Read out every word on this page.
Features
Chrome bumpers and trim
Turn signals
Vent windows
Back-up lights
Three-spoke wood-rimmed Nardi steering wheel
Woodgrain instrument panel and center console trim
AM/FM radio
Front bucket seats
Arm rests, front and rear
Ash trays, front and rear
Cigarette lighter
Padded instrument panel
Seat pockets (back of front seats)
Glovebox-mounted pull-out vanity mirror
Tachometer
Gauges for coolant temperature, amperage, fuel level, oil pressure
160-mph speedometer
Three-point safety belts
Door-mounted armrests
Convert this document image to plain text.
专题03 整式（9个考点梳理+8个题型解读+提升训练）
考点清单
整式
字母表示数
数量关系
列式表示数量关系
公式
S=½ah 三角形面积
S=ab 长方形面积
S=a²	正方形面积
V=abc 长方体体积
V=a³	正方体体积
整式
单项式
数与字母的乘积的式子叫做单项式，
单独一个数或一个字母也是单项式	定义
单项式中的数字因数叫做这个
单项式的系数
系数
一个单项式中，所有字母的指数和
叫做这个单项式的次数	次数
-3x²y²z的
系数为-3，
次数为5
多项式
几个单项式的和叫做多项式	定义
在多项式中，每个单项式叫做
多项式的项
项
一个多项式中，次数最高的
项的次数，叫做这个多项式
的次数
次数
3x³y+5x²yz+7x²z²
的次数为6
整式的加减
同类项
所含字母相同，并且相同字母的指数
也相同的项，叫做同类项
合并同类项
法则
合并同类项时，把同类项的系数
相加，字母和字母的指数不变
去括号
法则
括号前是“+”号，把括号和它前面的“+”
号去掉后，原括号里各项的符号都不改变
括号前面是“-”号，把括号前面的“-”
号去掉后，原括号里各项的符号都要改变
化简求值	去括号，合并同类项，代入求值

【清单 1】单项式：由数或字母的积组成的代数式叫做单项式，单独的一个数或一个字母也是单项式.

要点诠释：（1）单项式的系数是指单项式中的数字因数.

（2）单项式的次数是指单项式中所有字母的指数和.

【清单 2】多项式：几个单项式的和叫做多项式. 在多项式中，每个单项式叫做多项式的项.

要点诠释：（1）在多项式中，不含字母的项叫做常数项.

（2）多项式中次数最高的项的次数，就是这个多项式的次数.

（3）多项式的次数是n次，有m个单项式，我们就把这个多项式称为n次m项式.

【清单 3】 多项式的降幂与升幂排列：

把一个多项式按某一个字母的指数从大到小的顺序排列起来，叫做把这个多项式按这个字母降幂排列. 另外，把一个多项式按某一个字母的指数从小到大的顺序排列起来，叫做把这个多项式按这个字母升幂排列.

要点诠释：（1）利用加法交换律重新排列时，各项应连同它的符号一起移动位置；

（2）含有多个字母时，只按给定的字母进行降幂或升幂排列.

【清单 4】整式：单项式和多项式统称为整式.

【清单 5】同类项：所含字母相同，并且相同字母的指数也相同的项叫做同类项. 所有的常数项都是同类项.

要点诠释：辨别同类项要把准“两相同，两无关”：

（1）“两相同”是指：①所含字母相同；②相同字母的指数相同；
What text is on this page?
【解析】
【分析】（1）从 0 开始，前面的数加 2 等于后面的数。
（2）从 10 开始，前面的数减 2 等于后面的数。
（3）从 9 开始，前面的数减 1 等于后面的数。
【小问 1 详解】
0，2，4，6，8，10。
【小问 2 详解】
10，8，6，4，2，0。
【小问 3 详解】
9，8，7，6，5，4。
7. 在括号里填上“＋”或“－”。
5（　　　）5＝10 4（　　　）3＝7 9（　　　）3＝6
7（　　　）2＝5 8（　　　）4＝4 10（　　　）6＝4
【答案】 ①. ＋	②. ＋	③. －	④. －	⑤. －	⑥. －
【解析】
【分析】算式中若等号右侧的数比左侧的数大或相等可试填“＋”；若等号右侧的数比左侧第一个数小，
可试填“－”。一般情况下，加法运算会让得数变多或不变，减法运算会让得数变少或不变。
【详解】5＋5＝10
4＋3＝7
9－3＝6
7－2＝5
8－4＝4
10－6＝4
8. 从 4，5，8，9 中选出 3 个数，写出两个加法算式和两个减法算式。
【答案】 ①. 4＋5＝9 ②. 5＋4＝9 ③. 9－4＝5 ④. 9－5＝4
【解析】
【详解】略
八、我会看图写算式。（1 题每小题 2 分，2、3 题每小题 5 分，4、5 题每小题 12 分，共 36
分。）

________________________________________

** What is required **
Set down all of the entries exactly, please.

** Complete answer **
Read out every word on this page.
Features
Chrome bumpers and trim
Turn signals
Vent windows
Back-up lights
Three-spoke wood-rimmed Nardi steering wheel
Woodgrain instrument panel and center console trim
AM/FM radio
Front bucket seats
Arm rests, front and rear
Ash trays, front and rear
Cigarette lighter
Padded instrument panel
Seat pockets (back of front seats)
Glovebox-mounted pull-out vanity mirror
Tachometer
Gauges for coolant temperature, amperage, fuel level, oil pressure
160-mph speedometer
Three-point safety belts
Door-mounted armrests
Convert this document image to plain text.
专题03 整式（9个考点梳理+8个题型解读+提升训练）
考点清单
整式
字母表示数
数量关系
列式表示数量关系
公式
S=½ah 三角形面积
S=ab 长方形面积
S=a²	正方形面积
V=abc 长方体体积
V=a³	正方体体积
整式
单项式
数与字母的乘积的式子叫做单项式，
单独一个数或一个字母也是单项式	定义
单项式中的数字因数叫做这个
单项式的系数
系数
一个单项式中，所有字母的指数和
叫做这个单项式的次数	次数
-3x²y²z的
系数为-3，
次数为5
多项式
几个单项式的和叫做多项式	定义
在多项式中，每个单项式叫做
多项式的项
项
一个多项式中，次数最高的
项的次数，叫做这个多项式
的次数
次数
3x³y+5x²yz+7x²z²
的次数为6
整式的加减
同类项
所含字母相同，并且相同字母的指数
也相同的项，叫做同类项
合并同类项
法则
合并同类项时，把同类项的系数
相加，字母和字母的指数不变
去括号
法则
括号前是“+”号，把括号和它前面的“+”
号去掉后，原括号里各项的符号都不改变
括号前面是“-”号，把括号前面的“-”
号去掉后，原括号里各项的符号都要改变
化简求值	去括号，合并同类项，代入求值

【清单 1】单项式：由数或字母的积组成的代数式叫做单项式，单独的一个数或一个字母也是单项式.

要点诠释：（1）单项式的系数是指单项式中的数字因数.

（2）单项式的次数是指单项式中所有字母的指数和.

【清单 2】多项式：几个单项式的和叫做多项式. 在多项式中，每个单项式叫做多项式的项.

要点诠释：（1）在多项式中，不含字母的项叫做常数项.

（2）多项式中次数最高的项的次数，就是这个多项式的次数.

（3）多项式的次数是n次，有m个单项式，我们就把这个多项式称为n次m项式.

【清单 3】 多项式的降幂与升幂排列：

把一个多项式按某一个字母的指数从大到小的顺序排列起来，叫做把这个多项式按这个字母降幂排列. 另外，把一个多项式按某一个字母的指数从小到大的顺序排列起来，叫做把这个多项式按这个字母升幂排列.

要点诠释：（1）利用加法交换律重新排列时，各项应连同它的符号一起移动位置；

（2）含有多个字母时，只按给定的字母进行降幂或升幂排列.

【清单 4】整式：单项式和多项式统称为整式.

【清单 5】同类项：所含字母相同，并且相同字母的指数也相同的项叫做同类项. 所有的常数项都是同类项.

要点诠释：辨别同类项要把准“两相同，两无关”：

（1）“两相同”是指：①所含字母相同；②相同字母的指数相同；
What text is on this page?
【解析】
【分析】（1）从 0 开始，前面的数加 2 等于后面的数。
（2）从 10 开始，前面的数减 2 等于后面的数。
（3）从 9 开始，前面的数减 1 等于后面的数。
【小问 1 详解】
0，2，4，6，8，10。
【小问 2 详解】
10，8，6，4，2，0。
【小问 3 详解】
9，8，7，6，5，4。
7. 在括号里填上“＋”或“－”。
5（　　　）5＝10 4（　　　）3＝7 9（　　　）3＝6
7（　　　）2＝5 8（　　　）4＝4 10（　　　）6＝4
【答案】 ①. ＋	②. ＋	③. －	④. －	⑤. －	⑥. －
【解析】
【分析】算式中若等号右侧的数比左侧的数大或相等可试填“＋”；若等号右侧的数比左侧第一个数小，
可试填“－”。一般情况下，加法运算会让得数变多或不变，减法运算会让得数变少或不变。
【详解】5＋5＝10
4＋3＝7
9－3＝6
7－2＝5
8－4＝4
10－6＝4
8. 从 4，5，8，9 中选出 3 个数，写出两个加法算式和两个减法算式。
【答案】 ①. 4＋5＝9 ②. 5＋4＝9 ③. 9－4＝5 ④. 9－5＝4
【解析】
【详解】略
八、我会看图写算式。（1 题每小题 2 分，2、3 题每小题 5 分，4、5 题每小题 12 分，共 36
分。）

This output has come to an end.